Aim of the task
Recast a stretch of the rows below as a JSON list of strings with one string per line, leaving out blank lines. Begin at the line that contains "data-point-series-0[interactable] bbox=[591, 295, 608, 312]" and stop after the line that contains "data-point-series-0[interactable] bbox=[549, 360, 564, 375]".

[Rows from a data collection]
- - -

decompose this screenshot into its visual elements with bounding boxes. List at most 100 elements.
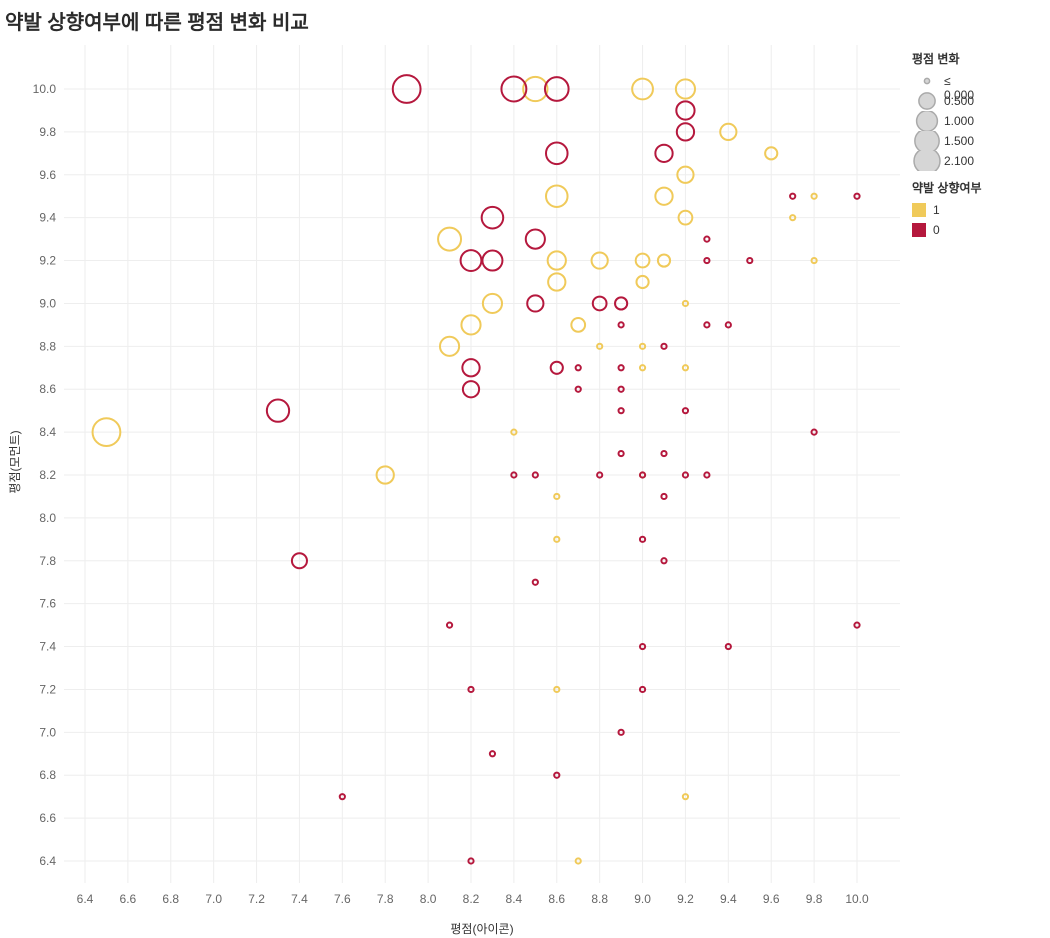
data-point-series-0[interactable] bbox=[591, 295, 608, 312]
data-point-series-1[interactable] bbox=[638, 364, 647, 372]
data-point-series-1[interactable] bbox=[570, 317, 587, 333]
data-point-series-0[interactable] bbox=[660, 557, 668, 565]
data-point-series-0[interactable] bbox=[724, 321, 732, 329]
data-point-series-0[interactable] bbox=[617, 407, 625, 415]
data-point-series-1[interactable] bbox=[764, 146, 779, 161]
data-point-series-0[interactable] bbox=[524, 228, 546, 250]
data-point-series-0[interactable] bbox=[574, 364, 582, 372]
data-point-series-0[interactable] bbox=[549, 360, 564, 375]
data-point-series-1[interactable] bbox=[677, 209, 694, 226]
y-tick-label: 9.0 bbox=[39, 296, 56, 310]
size-legend-marker bbox=[923, 77, 931, 85]
data-point-series-0[interactable] bbox=[461, 380, 481, 399]
data-point-series-0[interactable] bbox=[265, 398, 291, 423]
data-point-series-0[interactable] bbox=[461, 358, 481, 378]
data-point-series-1[interactable] bbox=[810, 256, 818, 265]
data-point-series-1[interactable] bbox=[681, 793, 690, 801]
data-point-series-0[interactable] bbox=[459, 249, 483, 272]
data-point-series-1[interactable] bbox=[635, 274, 650, 290]
data-point-series-0[interactable] bbox=[617, 385, 625, 393]
data-point-series-1[interactable] bbox=[656, 253, 672, 268]
data-point-series-0[interactable] bbox=[675, 100, 696, 121]
data-point-series-0[interactable] bbox=[480, 205, 505, 230]
data-point-series-1[interactable] bbox=[438, 335, 461, 357]
data-point-series-1[interactable] bbox=[375, 465, 395, 485]
data-point-series-0[interactable] bbox=[338, 793, 346, 801]
data-point-series-0[interactable] bbox=[574, 385, 582, 393]
data-point-series-1[interactable] bbox=[522, 75, 549, 103]
data-point-series-1[interactable] bbox=[654, 186, 674, 206]
data-point-series-0[interactable] bbox=[703, 471, 711, 479]
y-tick-label: 9.4 bbox=[39, 211, 56, 225]
data-point-series-0[interactable] bbox=[467, 857, 475, 865]
data-point-series-1[interactable] bbox=[553, 492, 561, 501]
data-point-series-1[interactable] bbox=[681, 364, 690, 372]
data-point-series-1[interactable] bbox=[546, 250, 567, 271]
data-point-series-0[interactable] bbox=[638, 471, 647, 479]
data-point-series-0[interactable] bbox=[638, 535, 647, 543]
data-point-series-0[interactable] bbox=[543, 76, 570, 102]
data-point-series-0[interactable] bbox=[810, 428, 818, 436]
data-point-series-0[interactable] bbox=[596, 471, 604, 479]
data-point-series-0[interactable] bbox=[531, 578, 539, 586]
data-point-series-0[interactable] bbox=[544, 141, 569, 166]
data-point-series-0[interactable] bbox=[553, 771, 561, 779]
x-tick-label: 9.2 bbox=[677, 892, 694, 906]
data-point-series-0[interactable] bbox=[500, 75, 528, 103]
data-point-series-0[interactable] bbox=[638, 685, 647, 694]
data-point-series-1[interactable] bbox=[681, 299, 690, 308]
data-point-series-0[interactable] bbox=[681, 471, 690, 479]
data-point-series-0[interactable] bbox=[526, 294, 545, 313]
data-point-series-0[interactable] bbox=[488, 750, 497, 758]
data-point-series-0[interactable] bbox=[510, 471, 518, 479]
data-point-series-0[interactable] bbox=[660, 449, 668, 458]
data-point-series-0[interactable] bbox=[531, 471, 539, 479]
data-point-series-1[interactable] bbox=[719, 122, 738, 142]
data-point-series-1[interactable] bbox=[676, 165, 695, 184]
data-point-series-0[interactable] bbox=[481, 249, 504, 272]
data-point-series-1[interactable] bbox=[544, 184, 569, 209]
data-point-series-0[interactable] bbox=[614, 296, 629, 311]
data-point-series-1[interactable] bbox=[460, 314, 482, 336]
data-point-series-1[interactable] bbox=[631, 77, 654, 101]
data-point-series-0[interactable] bbox=[724, 642, 732, 651]
data-point-series-1[interactable] bbox=[674, 78, 697, 100]
data-point-series-0[interactable] bbox=[617, 364, 625, 372]
data-point-series-1[interactable] bbox=[553, 685, 561, 694]
data-point-series-0[interactable] bbox=[638, 642, 647, 651]
data-point-series-1[interactable] bbox=[789, 214, 797, 222]
data-point-series-0[interactable] bbox=[746, 256, 754, 265]
data-point-series-1[interactable] bbox=[574, 857, 582, 865]
color-legend-item[interactable]: 1 bbox=[912, 200, 982, 220]
data-point-series-1[interactable] bbox=[634, 252, 651, 269]
data-point-series-1[interactable] bbox=[437, 226, 463, 252]
data-point-series-0[interactable] bbox=[660, 342, 668, 350]
data-point-series-1[interactable] bbox=[91, 417, 122, 448]
data-point-series-0[interactable] bbox=[660, 492, 668, 501]
data-point-series-0[interactable] bbox=[445, 621, 454, 629]
data-point-series-0[interactable] bbox=[617, 321, 625, 329]
data-point-series-0[interactable] bbox=[853, 621, 861, 629]
color-legend-item[interactable]: 0 bbox=[912, 220, 982, 240]
data-point-series-0[interactable] bbox=[617, 728, 625, 736]
data-point-series-0[interactable] bbox=[467, 685, 475, 694]
data-point-series-1[interactable] bbox=[638, 342, 647, 350]
data-point-series-0[interactable] bbox=[703, 321, 711, 329]
data-point-series-0[interactable] bbox=[853, 192, 861, 200]
data-point-series-0[interactable] bbox=[675, 122, 696, 142]
data-point-series-0[interactable] bbox=[703, 235, 711, 243]
data-point-series-1[interactable] bbox=[481, 292, 504, 315]
data-point-series-0[interactable] bbox=[703, 256, 711, 265]
data-point-series-0[interactable] bbox=[391, 74, 422, 104]
data-point-series-0[interactable] bbox=[681, 407, 690, 415]
data-point-series-1[interactable] bbox=[590, 251, 609, 270]
data-point-series-0[interactable] bbox=[617, 449, 625, 458]
data-point-series-1[interactable] bbox=[810, 192, 818, 200]
data-point-series-1[interactable] bbox=[510, 428, 518, 436]
data-point-series-0[interactable] bbox=[290, 552, 308, 570]
data-point-series-0[interactable] bbox=[654, 143, 674, 163]
data-point-series-1[interactable] bbox=[553, 535, 561, 543]
data-point-series-1[interactable] bbox=[596, 342, 604, 350]
data-point-series-1[interactable] bbox=[547, 272, 567, 292]
data-point-series-0[interactable] bbox=[789, 192, 797, 200]
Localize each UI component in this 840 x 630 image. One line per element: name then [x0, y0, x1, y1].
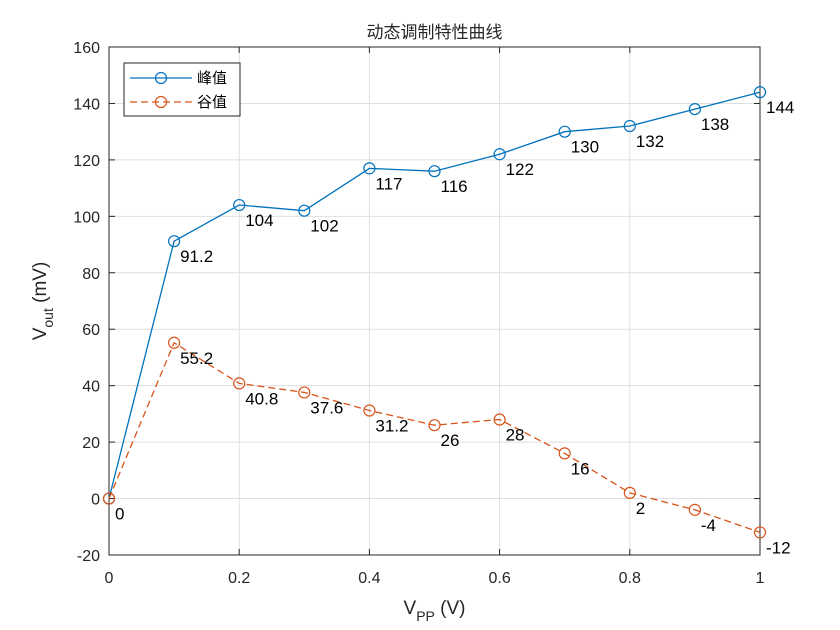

- - -

Exercise result
[
  "data-point-series-0[interactable] bbox=[591, 295, 608, 312]",
  "data-point-series-1[interactable] bbox=[638, 364, 647, 372]",
  "data-point-series-1[interactable] bbox=[570, 317, 587, 333]",
  "data-point-series-0[interactable] bbox=[660, 557, 668, 565]",
  "data-point-series-0[interactable] bbox=[724, 321, 732, 329]",
  "data-point-series-0[interactable] bbox=[617, 407, 625, 415]",
  "data-point-series-1[interactable] bbox=[764, 146, 779, 161]",
  "data-point-series-0[interactable] bbox=[524, 228, 546, 250]",
  "data-point-series-0[interactable] bbox=[574, 364, 582, 372]",
  "data-point-series-0[interactable] bbox=[549, 360, 564, 375]"
]